→ **Instructions to follow**
Can you write out all of the material below again, switching "screenshot" to "rendered page" and keeping everything else unchanged? Leave the pictures out of your answer.

[Element boundary records]
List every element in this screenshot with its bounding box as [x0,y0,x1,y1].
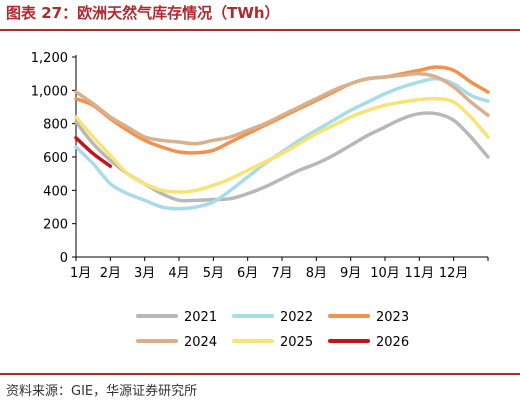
chart-title: 图表 27：欧洲天然气库存情况（TWh） [6,4,280,22]
source-rule [0,373,520,375]
legend-label-2023: 2023 [376,310,409,325]
x-tick-label: 12月 [439,266,469,281]
y-tick-label: 200 [43,218,68,233]
y-tick-label: 400 [43,184,68,199]
x-tick-label: 7月 [271,266,292,281]
x-tick-label: 8月 [306,266,327,281]
x-tick-label: 2月 [100,266,121,281]
legend-label-2026: 2026 [376,335,409,350]
series-line-2025 [74,96,490,194]
x-tick-label: 4月 [168,266,189,281]
y-tick-label: 800 [43,118,68,133]
x-tick-label: 9月 [340,266,361,281]
legend-label-2022: 2022 [280,310,313,325]
x-tick-label: 5月 [203,266,224,281]
source-note: 资料来源：GIE，华源证券研究所 [6,384,198,399]
series-line-2021 [74,111,490,203]
series-line-2024 [74,71,490,146]
y-tick-label: 600 [43,151,68,166]
x-tick-label: 11月 [405,266,435,281]
x-tick-label: 6月 [237,266,258,281]
series-line-2026 [74,136,113,168]
x-tick-label: 1月 [70,266,91,281]
y-tick-label: 1,000 [31,84,68,99]
legend-label-2021: 2021 [184,310,217,325]
title-rule [0,29,520,31]
y-tick-label: 1,200 [31,51,68,66]
y-tick-label: 0 [60,251,68,266]
x-tick-label: 10月 [370,266,400,281]
legend-label-2025: 2025 [280,335,313,350]
x-tick-label: 3月 [134,266,155,281]
legend-label-2024: 2024 [184,335,217,350]
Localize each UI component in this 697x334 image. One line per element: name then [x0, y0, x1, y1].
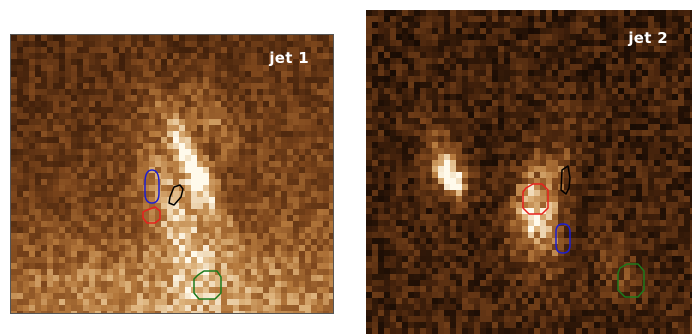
blue-region — [555, 223, 571, 254]
green-region — [617, 263, 645, 298]
jet-1-label: jet 1 — [269, 49, 309, 67]
black-region — [168, 184, 184, 206]
black-region — [560, 165, 571, 195]
jet-2-label: jet 2 — [628, 29, 668, 47]
jet-2-image — [366, 10, 692, 334]
jet-1-image — [11, 35, 333, 313]
green-region — [193, 270, 222, 300]
red-region — [142, 206, 161, 224]
jet-2-image-panel: jet 2 — [366, 10, 692, 334]
jet-1-image-panel: jet 1 — [10, 34, 334, 314]
blue-region — [144, 169, 160, 204]
red-region — [522, 183, 549, 215]
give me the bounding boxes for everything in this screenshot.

→ **Exercise answer**
List every element in this rendered page with its bounding box as [x0,y0,x1,y1].
chart-title: 图表 27：欧洲天然气库存情况（TWh） [6,4,280,22]
source-rule [0,373,520,375]
legend-label-2023: 2023 [376,310,409,325]
x-tick-label: 12月 [439,266,469,281]
y-tick-label: 200 [43,218,68,233]
y-tick-label: 400 [43,184,68,199]
x-tick-label: 7月 [271,266,292,281]
x-tick-label: 8月 [306,266,327,281]
x-tick-label: 2月 [100,266,121,281]
legend-label-2026: 2026 [376,335,409,350]
series-line-2025 [74,96,490,194]
x-tick-label: 4月 [168,266,189,281]
y-tick-label: 800 [43,118,68,133]
x-tick-label: 9月 [340,266,361,281]
legend-label-2022: 2022 [280,310,313,325]
x-tick-label: 5月 [203,266,224,281]
source-note: 资料来源：GIE，华源证券研究所 [6,384,198,399]
series-line-2021 [74,111,490,203]
series-line-2024 [74,71,490,146]
y-tick-label: 600 [43,151,68,166]
x-tick-label: 11月 [405,266,435,281]
x-tick-label: 6月 [237,266,258,281]
series-line-2026 [74,136,113,168]
x-tick-label: 1月 [70,266,91,281]
y-tick-label: 1,000 [31,84,68,99]
legend-label-2021: 2021 [184,310,217,325]
title-rule [0,29,520,31]
y-tick-label: 1,200 [31,51,68,66]
y-tick-label: 0 [60,251,68,266]
x-tick-label: 10月 [370,266,400,281]
legend-label-2025: 2025 [280,335,313,350]
x-tick-label: 3月 [134,266,155,281]
legend-label-2024: 2024 [184,335,217,350]
Localize each UI component in this 697x334 image. One line per element: name then [x0, y0, x1, y1].
blue-region — [555, 223, 571, 254]
green-region — [617, 263, 645, 298]
jet-1-label: jet 1 — [269, 49, 309, 67]
black-region — [168, 184, 184, 206]
black-region — [560, 165, 571, 195]
jet-2-label: jet 2 — [628, 29, 668, 47]
jet-2-image — [366, 10, 692, 334]
jet-1-image — [11, 35, 333, 313]
green-region — [193, 270, 222, 300]
red-region — [142, 206, 161, 224]
jet-2-image-panel: jet 2 — [366, 10, 692, 334]
jet-1-image-panel: jet 1 — [10, 34, 334, 314]
blue-region — [144, 169, 160, 204]
red-region — [522, 183, 549, 215]
give me the bounding boxes for everything in this rendered page.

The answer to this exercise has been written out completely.